Gather up every line that includes the string "remove".

#### Data for this task ####

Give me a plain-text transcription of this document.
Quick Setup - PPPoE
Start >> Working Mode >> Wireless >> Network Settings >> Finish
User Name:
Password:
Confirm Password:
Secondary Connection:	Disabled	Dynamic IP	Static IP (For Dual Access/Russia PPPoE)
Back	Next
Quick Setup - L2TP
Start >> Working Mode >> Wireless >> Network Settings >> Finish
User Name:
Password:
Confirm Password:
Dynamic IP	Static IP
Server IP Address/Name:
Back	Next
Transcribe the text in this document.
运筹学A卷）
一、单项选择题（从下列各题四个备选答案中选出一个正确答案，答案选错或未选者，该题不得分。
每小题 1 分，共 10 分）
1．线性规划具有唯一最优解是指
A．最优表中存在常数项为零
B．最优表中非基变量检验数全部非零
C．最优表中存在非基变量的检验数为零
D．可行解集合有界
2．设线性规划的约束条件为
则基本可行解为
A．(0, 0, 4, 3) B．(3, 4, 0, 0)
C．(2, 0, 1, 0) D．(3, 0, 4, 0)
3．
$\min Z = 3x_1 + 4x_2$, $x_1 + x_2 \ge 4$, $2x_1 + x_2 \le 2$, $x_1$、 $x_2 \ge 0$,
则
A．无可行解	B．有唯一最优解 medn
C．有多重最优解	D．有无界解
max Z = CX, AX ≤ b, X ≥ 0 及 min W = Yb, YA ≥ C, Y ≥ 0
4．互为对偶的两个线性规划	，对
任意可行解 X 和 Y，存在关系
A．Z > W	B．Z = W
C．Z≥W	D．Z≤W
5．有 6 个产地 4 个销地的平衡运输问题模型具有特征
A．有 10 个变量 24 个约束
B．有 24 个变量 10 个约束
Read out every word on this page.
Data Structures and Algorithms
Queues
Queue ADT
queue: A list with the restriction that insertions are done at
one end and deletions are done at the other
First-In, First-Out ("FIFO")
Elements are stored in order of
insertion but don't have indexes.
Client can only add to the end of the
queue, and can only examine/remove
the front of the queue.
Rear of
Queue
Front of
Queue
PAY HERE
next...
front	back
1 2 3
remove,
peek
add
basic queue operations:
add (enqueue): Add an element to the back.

####

Task output:
queue, and can only examine/remove
remove,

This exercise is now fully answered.